■ **Exercise requirements**:
Copy each line exactly. Drop every picture.

■ **Record excerpts**:
━━━

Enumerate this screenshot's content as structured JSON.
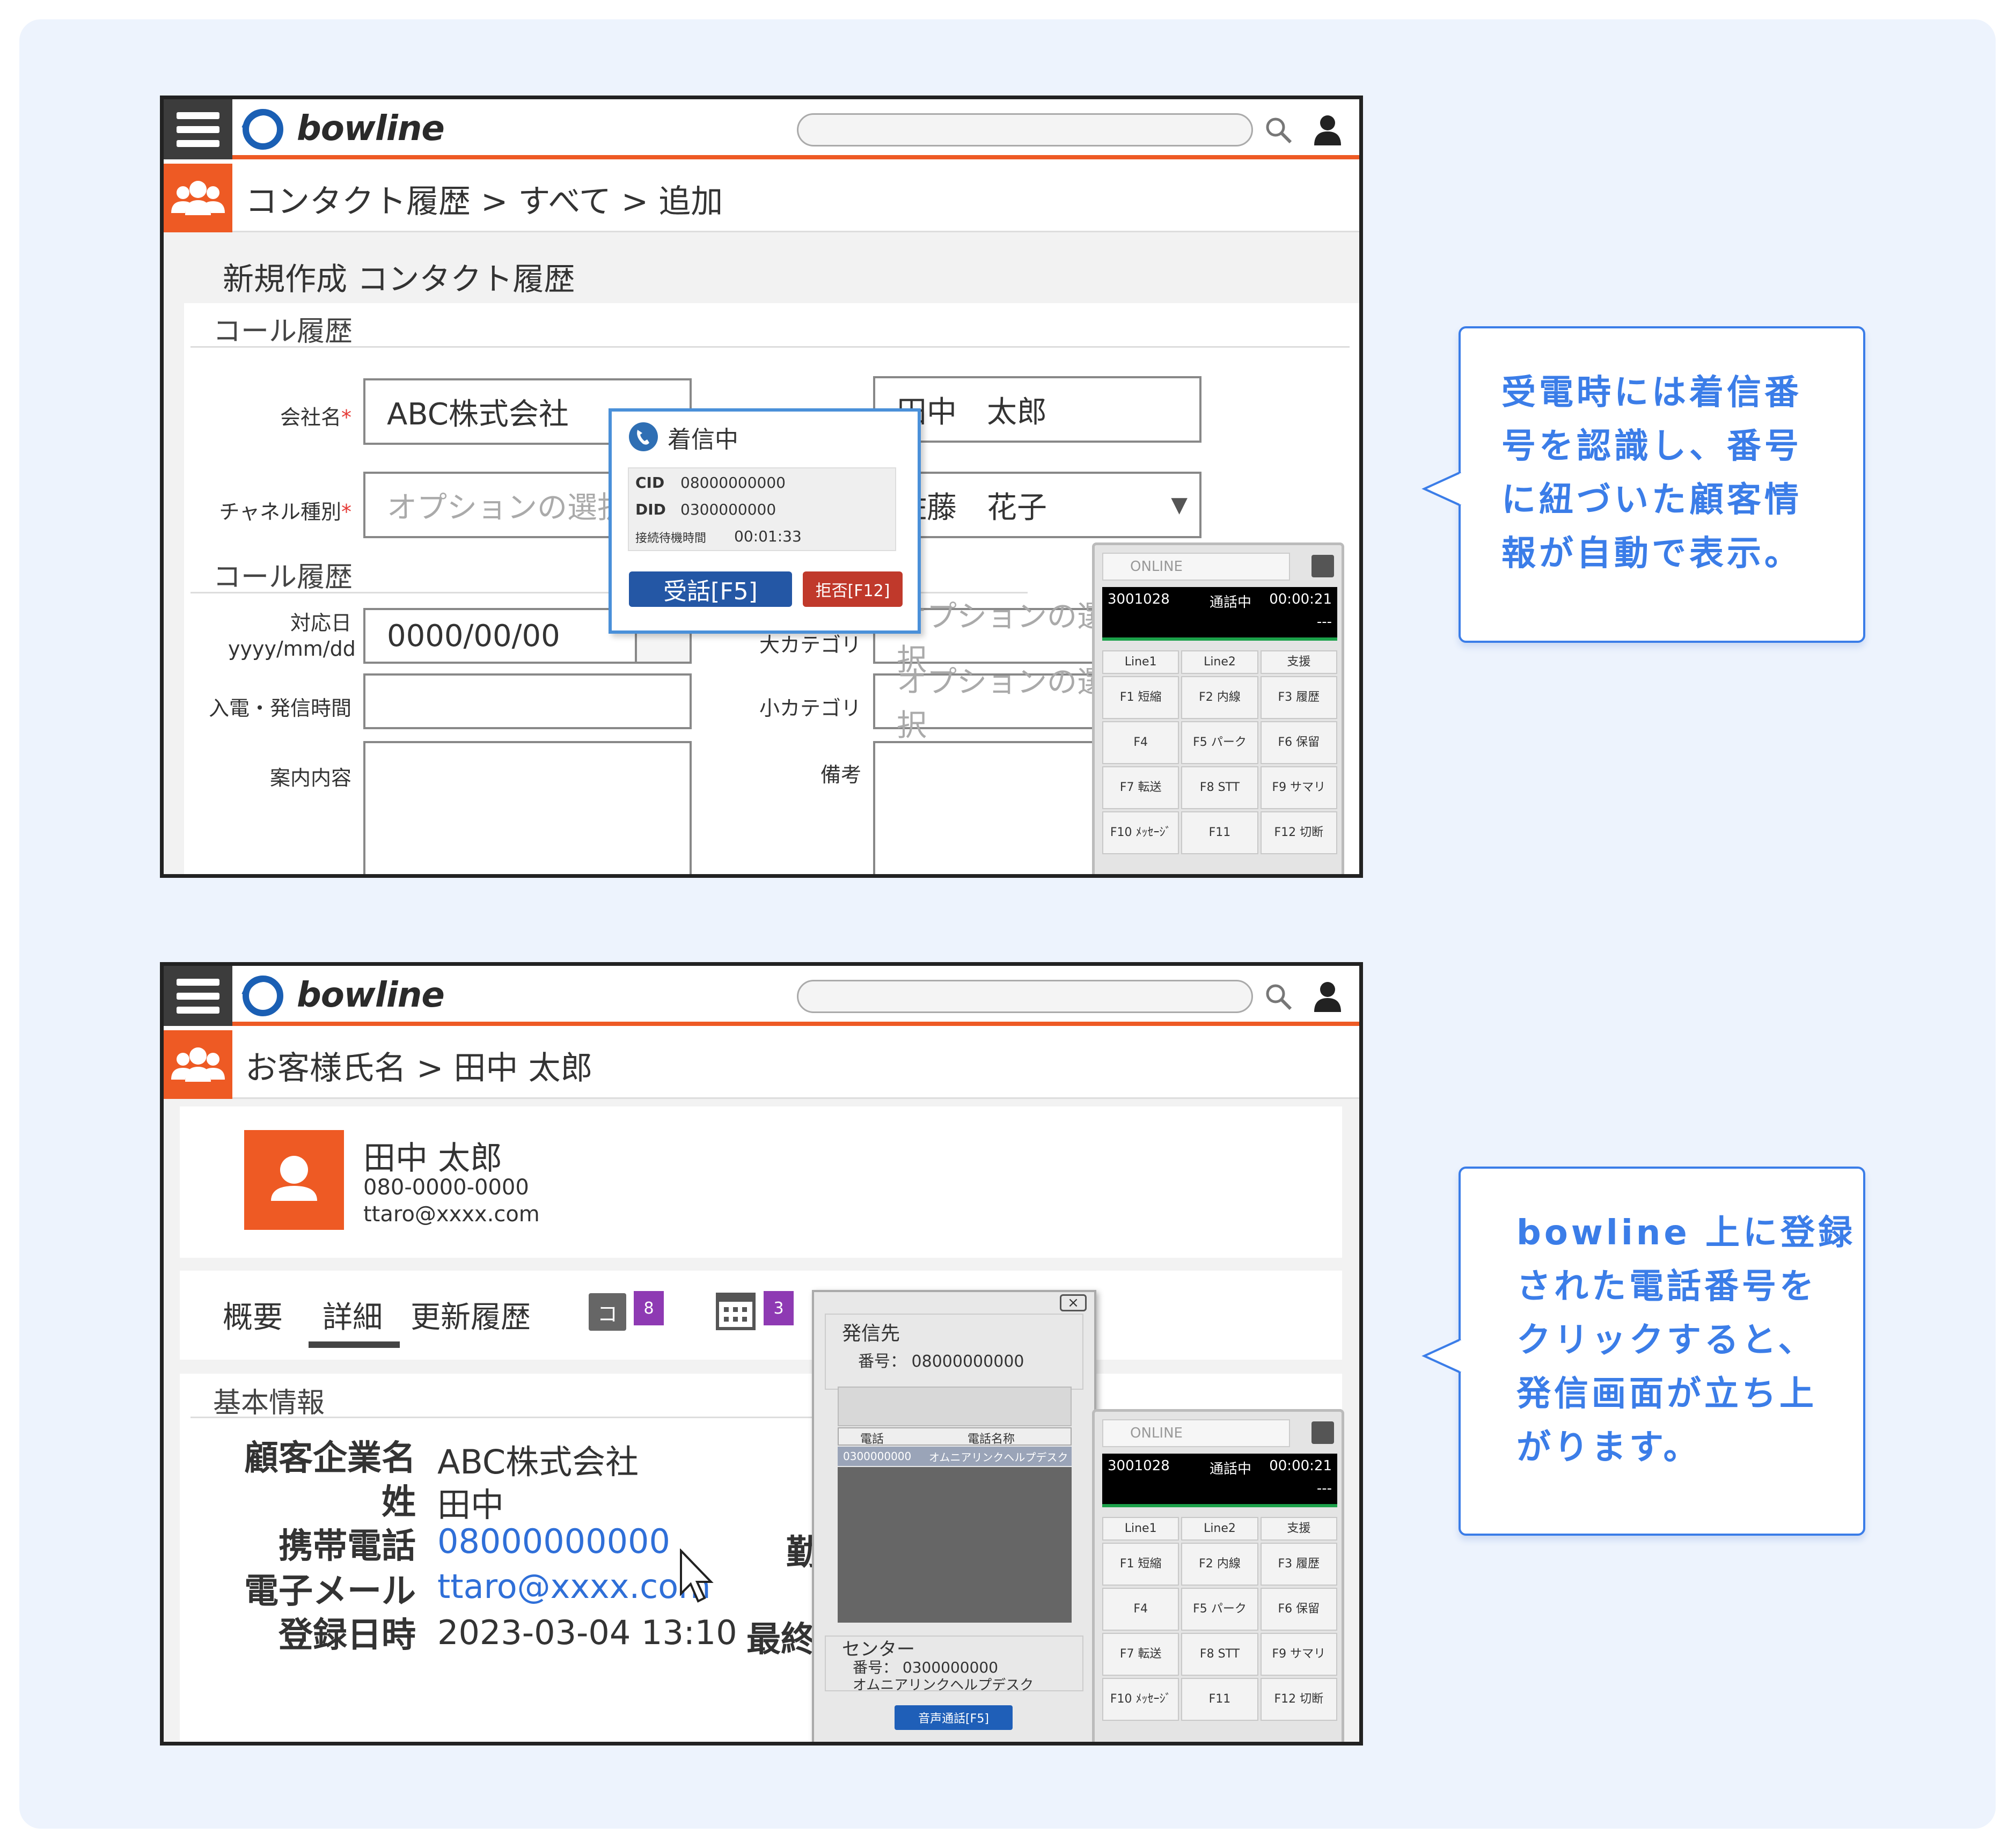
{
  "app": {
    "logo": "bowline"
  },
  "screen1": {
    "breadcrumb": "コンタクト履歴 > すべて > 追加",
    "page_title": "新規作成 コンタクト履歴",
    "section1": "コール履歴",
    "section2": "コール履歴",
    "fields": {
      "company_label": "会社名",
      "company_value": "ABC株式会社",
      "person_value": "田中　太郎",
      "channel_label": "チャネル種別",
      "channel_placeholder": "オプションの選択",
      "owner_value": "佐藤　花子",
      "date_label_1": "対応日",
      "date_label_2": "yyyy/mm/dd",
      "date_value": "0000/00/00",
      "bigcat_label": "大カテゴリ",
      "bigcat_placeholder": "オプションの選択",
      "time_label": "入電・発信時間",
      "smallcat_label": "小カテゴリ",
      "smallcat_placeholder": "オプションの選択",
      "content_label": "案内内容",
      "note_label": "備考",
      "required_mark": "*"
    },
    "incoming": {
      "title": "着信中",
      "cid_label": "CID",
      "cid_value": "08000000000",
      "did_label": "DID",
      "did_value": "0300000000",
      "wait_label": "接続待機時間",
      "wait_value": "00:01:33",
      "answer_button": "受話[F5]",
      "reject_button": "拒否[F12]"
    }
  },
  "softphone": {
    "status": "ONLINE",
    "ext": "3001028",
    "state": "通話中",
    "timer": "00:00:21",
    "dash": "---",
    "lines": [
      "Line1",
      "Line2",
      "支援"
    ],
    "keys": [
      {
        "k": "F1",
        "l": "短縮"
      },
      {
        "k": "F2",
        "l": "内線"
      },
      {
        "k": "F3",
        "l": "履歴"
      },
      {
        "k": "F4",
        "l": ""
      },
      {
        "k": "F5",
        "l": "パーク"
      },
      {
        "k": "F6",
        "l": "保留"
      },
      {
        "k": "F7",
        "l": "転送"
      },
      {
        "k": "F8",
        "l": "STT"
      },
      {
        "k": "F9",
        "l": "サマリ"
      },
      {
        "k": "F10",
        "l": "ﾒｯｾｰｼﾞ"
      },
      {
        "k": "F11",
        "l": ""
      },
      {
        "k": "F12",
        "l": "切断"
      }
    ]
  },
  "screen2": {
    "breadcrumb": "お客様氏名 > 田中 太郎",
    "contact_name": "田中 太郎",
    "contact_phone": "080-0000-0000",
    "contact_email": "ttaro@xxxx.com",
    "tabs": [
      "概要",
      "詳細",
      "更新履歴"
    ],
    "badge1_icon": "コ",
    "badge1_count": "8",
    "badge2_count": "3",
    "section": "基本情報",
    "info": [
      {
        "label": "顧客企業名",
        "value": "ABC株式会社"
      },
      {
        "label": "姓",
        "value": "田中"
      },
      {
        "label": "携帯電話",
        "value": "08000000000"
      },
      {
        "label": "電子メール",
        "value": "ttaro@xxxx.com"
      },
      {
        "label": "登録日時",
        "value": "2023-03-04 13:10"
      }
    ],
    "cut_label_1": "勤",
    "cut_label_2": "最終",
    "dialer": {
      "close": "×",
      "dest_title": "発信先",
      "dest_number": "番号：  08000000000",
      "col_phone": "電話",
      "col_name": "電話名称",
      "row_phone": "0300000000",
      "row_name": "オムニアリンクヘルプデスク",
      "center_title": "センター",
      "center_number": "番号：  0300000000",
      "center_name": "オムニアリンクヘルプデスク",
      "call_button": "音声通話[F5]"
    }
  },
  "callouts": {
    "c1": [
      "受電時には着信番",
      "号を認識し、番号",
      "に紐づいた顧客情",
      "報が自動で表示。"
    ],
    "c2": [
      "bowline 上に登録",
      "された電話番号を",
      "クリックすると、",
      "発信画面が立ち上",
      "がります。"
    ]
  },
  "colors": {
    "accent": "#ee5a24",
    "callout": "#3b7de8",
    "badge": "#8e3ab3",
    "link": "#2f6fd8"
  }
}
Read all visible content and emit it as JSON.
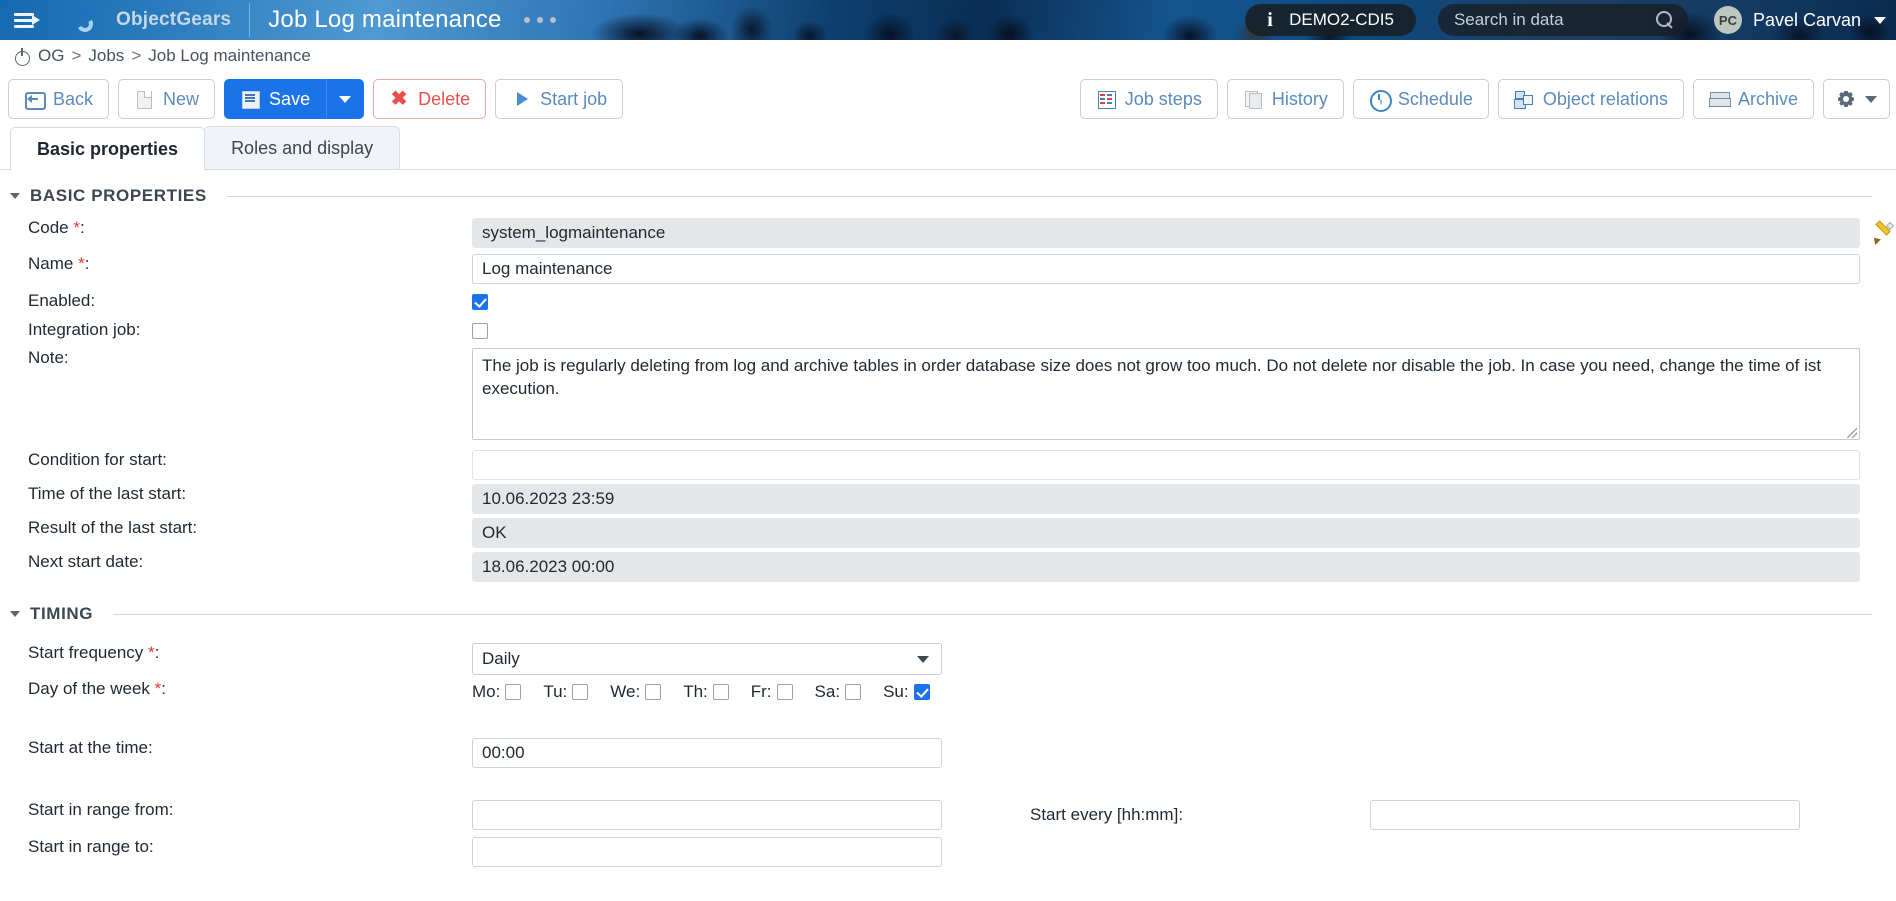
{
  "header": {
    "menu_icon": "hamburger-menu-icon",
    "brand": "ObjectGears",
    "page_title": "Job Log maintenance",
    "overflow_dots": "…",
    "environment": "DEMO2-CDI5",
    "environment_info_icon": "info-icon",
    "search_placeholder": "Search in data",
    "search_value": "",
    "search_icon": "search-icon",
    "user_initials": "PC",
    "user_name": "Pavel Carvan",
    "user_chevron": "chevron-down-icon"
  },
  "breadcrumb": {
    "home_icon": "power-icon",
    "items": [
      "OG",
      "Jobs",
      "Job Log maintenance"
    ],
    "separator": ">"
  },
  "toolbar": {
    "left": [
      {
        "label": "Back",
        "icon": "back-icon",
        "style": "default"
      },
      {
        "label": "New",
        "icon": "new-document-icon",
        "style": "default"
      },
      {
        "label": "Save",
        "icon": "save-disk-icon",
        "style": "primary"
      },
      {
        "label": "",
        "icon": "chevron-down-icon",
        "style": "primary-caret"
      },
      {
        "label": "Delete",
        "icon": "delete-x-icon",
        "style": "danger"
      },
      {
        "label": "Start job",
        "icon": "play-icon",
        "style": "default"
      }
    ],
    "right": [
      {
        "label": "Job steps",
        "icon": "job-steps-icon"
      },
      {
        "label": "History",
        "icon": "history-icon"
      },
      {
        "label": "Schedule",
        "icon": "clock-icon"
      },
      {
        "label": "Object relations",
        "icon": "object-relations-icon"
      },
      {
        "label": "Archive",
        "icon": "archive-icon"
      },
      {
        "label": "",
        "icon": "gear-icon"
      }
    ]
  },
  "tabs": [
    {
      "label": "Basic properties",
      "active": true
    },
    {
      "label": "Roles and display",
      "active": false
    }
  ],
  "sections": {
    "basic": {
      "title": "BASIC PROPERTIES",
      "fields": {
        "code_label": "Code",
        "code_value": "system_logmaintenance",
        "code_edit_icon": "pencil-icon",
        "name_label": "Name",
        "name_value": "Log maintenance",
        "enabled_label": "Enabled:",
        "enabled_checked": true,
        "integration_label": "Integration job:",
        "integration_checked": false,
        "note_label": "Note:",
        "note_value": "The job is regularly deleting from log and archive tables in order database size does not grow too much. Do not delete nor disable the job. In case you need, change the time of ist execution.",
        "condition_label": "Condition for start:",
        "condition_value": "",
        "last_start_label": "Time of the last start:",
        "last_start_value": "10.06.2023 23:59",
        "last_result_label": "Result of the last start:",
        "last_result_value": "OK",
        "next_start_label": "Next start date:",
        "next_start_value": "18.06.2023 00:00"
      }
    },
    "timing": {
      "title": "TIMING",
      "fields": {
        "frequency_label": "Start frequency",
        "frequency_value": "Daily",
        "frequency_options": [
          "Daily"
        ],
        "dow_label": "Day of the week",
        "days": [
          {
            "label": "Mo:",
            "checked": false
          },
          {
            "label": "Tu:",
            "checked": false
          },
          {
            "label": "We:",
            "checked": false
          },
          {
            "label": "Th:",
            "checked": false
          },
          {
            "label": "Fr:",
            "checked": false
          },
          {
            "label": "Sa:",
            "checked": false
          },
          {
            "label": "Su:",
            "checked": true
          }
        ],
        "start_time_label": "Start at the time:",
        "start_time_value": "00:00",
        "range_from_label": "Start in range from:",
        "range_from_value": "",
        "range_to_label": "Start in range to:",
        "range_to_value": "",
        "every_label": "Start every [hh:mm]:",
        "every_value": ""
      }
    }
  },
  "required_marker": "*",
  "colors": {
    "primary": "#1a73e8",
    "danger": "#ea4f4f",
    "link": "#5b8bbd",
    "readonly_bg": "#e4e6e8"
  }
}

━━━

■ **The solution**:
Enumerate this screenshot's content as structured JSON.
{
  "app": {
    "logo": "bowline"
  },
  "screen1": {
    "breadcrumb": "コンタクト履歴 > すべて > 追加",
    "page_title": "新規作成 コンタクト履歴",
    "section1": "コール履歴",
    "section2": "コール履歴",
    "fields": {
      "company_label": "会社名",
      "company_value": "ABC株式会社",
      "person_value": "田中　太郎",
      "channel_label": "チャネル種別",
      "channel_placeholder": "オプションの選択",
      "owner_value": "佐藤　花子",
      "date_label_1": "対応日",
      "date_label_2": "yyyy/mm/dd",
      "date_value": "0000/00/00",
      "bigcat_label": "大カテゴリ",
      "bigcat_placeholder": "オプションの選択",
      "time_label": "入電・発信時間",
      "smallcat_label": "小カテゴリ",
      "smallcat_placeholder": "オプションの選択",
      "content_label": "案内内容",
      "note_label": "備考",
      "required_mark": "*"
    },
    "incoming": {
      "title": "着信中",
      "cid_label": "CID",
      "cid_value": "08000000000",
      "did_label": "DID",
      "did_value": "0300000000",
      "wait_label": "接続待機時間",
      "wait_value": "00:01:33",
      "answer_button": "受話[F5]",
      "reject_button": "拒否[F12]"
    }
  },
  "softphone": {
    "status": "ONLINE",
    "ext": "3001028",
    "state": "通話中",
    "timer": "00:00:21",
    "dash": "---",
    "lines": [
      "Line1",
      "Line2",
      "支援"
    ],
    "keys": [
      {
        "k": "F1",
        "l": "短縮"
      },
      {
        "k": "F2",
        "l": "内線"
      },
      {
        "k": "F3",
        "l": "履歴"
      },
      {
        "k": "F4",
        "l": ""
      },
      {
        "k": "F5",
        "l": "パーク"
      },
      {
        "k": "F6",
        "l": "保留"
      },
      {
        "k": "F7",
        "l": "転送"
      },
      {
        "k": "F8",
        "l": "STT"
      },
      {
        "k": "F9",
        "l": "サマリ"
      },
      {
        "k": "F10",
        "l": "ﾒｯｾｰｼﾞ"
      },
      {
        "k": "F11",
        "l": ""
      },
      {
        "k": "F12",
        "l": "切断"
      }
    ]
  },
  "screen2": {
    "breadcrumb": "お客様氏名 > 田中 太郎",
    "contact_name": "田中 太郎",
    "contact_phone": "080-0000-0000",
    "contact_email": "ttaro@xxxx.com",
    "tabs": [
      "概要",
      "詳細",
      "更新履歴"
    ],
    "badge1_icon": "コ",
    "badge1_count": "8",
    "badge2_count": "3",
    "section": "基本情報",
    "info": [
      {
        "label": "顧客企業名",
        "value": "ABC株式会社"
      },
      {
        "label": "姓",
        "value": "田中"
      },
      {
        "label": "携帯電話",
        "value": "08000000000"
      },
      {
        "label": "電子メール",
        "value": "ttaro@xxxx.com"
      },
      {
        "label": "登録日時",
        "value": "2023-03-04 13:10"
      }
    ],
    "cut_label_1": "勤",
    "cut_label_2": "最終",
    "dialer": {
      "close": "×",
      "dest_title": "発信先",
      "dest_number": "番号：  08000000000",
      "col_phone": "電話",
      "col_name": "電話名称",
      "row_phone": "0300000000",
      "row_name": "オムニアリンクヘルプデスク",
      "center_title": "センター",
      "center_number": "番号：  0300000000",
      "center_name": "オムニアリンクヘルプデスク",
      "call_button": "音声通話[F5]"
    }
  },
  "callouts": {
    "c1": [
      "受電時には着信番",
      "号を認識し、番号",
      "に紐づいた顧客情",
      "報が自動で表示。"
    ],
    "c2": [
      "bowline 上に登録",
      "された電話番号を",
      "クリックすると、",
      "発信画面が立ち上",
      "がります。"
    ]
  },
  "colors": {
    "accent": "#ee5a24",
    "callout": "#3b7de8",
    "badge": "#8e3ab3",
    "link": "#2f6fd8"
  }
}
Read all visible content and emit it as JSON.
{
  "header": {
    "menu_icon": "hamburger-menu-icon",
    "brand": "ObjectGears",
    "page_title": "Job Log maintenance",
    "overflow_dots": "…",
    "environment": "DEMO2-CDI5",
    "environment_info_icon": "info-icon",
    "search_placeholder": "Search in data",
    "search_value": "",
    "search_icon": "search-icon",
    "user_initials": "PC",
    "user_name": "Pavel Carvan",
    "user_chevron": "chevron-down-icon"
  },
  "breadcrumb": {
    "home_icon": "power-icon",
    "items": [
      "OG",
      "Jobs",
      "Job Log maintenance"
    ],
    "separator": ">"
  },
  "toolbar": {
    "left": [
      {
        "label": "Back",
        "icon": "back-icon",
        "style": "default"
      },
      {
        "label": "New",
        "icon": "new-document-icon",
        "style": "default"
      },
      {
        "label": "Save",
        "icon": "save-disk-icon",
        "style": "primary"
      },
      {
        "label": "",
        "icon": "chevron-down-icon",
        "style": "primary-caret"
      },
      {
        "label": "Delete",
        "icon": "delete-x-icon",
        "style": "danger"
      },
      {
        "label": "Start job",
        "icon": "play-icon",
        "style": "default"
      }
    ],
    "right": [
      {
        "label": "Job steps",
        "icon": "job-steps-icon"
      },
      {
        "label": "History",
        "icon": "history-icon"
      },
      {
        "label": "Schedule",
        "icon": "clock-icon"
      },
      {
        "label": "Object relations",
        "icon": "object-relations-icon"
      },
      {
        "label": "Archive",
        "icon": "archive-icon"
      },
      {
        "label": "",
        "icon": "gear-icon"
      }
    ]
  },
  "tabs": [
    {
      "label": "Basic properties",
      "active": true
    },
    {
      "label": "Roles and display",
      "active": false
    }
  ],
  "sections": {
    "basic": {
      "title": "BASIC PROPERTIES",
      "fields": {
        "code_label": "Code",
        "code_value": "system_logmaintenance",
        "code_edit_icon": "pencil-icon",
        "name_label": "Name",
        "name_value": "Log maintenance",
        "enabled_label": "Enabled:",
        "enabled_checked": true,
        "integration_label": "Integration job:",
        "integration_checked": false,
        "note_label": "Note:",
        "note_value": "The job is regularly deleting from log and archive tables in order database size does not grow too much. Do not delete nor disable the job. In case you need, change the time of ist execution.",
        "condition_label": "Condition for start:",
        "condition_value": "",
        "last_start_label": "Time of the last start:",
        "last_start_value": "10.06.2023 23:59",
        "last_result_label": "Result of the last start:",
        "last_result_value": "OK",
        "next_start_label": "Next start date:",
        "next_start_value": "18.06.2023 00:00"
      }
    },
    "timing": {
      "title": "TIMING",
      "fields": {
        "frequency_label": "Start frequency",
        "frequency_value": "Daily",
        "frequency_options": [
          "Daily"
        ],
        "dow_label": "Day of the week",
        "days": [
          {
            "label": "Mo:",
            "checked": false
          },
          {
            "label": "Tu:",
            "checked": false
          },
          {
            "label": "We:",
            "checked": false
          },
          {
            "label": "Th:",
            "checked": false
          },
          {
            "label": "Fr:",
            "checked": false
          },
          {
            "label": "Sa:",
            "checked": false
          },
          {
            "label": "Su:",
            "checked": true
          }
        ],
        "start_time_label": "Start at the time:",
        "start_time_value": "00:00",
        "range_from_label": "Start in range from:",
        "range_from_value": "",
        "range_to_label": "Start in range to:",
        "range_to_value": "",
        "every_label": "Start every [hh:mm]:",
        "every_value": ""
      }
    }
  },
  "required_marker": "*",
  "colors": {
    "primary": "#1a73e8",
    "danger": "#ea4f4f",
    "link": "#5b8bbd",
    "readonly_bg": "#e4e6e8"
  }
}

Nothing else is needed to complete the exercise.